● Problem description
Below are the entries; state how many of their lines contain the string "houses", and nothing more.

● Given information
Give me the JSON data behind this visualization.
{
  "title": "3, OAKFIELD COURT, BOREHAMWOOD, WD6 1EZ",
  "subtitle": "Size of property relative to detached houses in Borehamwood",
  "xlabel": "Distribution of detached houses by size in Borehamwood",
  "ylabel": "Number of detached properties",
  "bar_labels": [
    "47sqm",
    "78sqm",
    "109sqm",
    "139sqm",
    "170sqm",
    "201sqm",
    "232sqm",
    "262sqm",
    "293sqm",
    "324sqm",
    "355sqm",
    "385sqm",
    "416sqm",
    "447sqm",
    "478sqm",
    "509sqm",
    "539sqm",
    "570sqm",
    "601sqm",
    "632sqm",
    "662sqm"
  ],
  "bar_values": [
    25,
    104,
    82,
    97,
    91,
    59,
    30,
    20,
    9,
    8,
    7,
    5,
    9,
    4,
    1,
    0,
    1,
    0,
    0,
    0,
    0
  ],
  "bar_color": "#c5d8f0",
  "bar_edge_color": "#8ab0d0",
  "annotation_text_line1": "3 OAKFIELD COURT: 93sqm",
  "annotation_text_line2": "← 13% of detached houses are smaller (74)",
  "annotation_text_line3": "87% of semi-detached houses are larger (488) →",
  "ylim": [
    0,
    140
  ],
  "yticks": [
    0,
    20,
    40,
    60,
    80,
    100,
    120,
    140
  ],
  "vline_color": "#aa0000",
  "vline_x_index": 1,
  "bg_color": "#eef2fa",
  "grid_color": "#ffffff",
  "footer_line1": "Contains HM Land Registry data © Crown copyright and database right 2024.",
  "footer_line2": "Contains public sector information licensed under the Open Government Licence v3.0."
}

● Solution to this exercise
4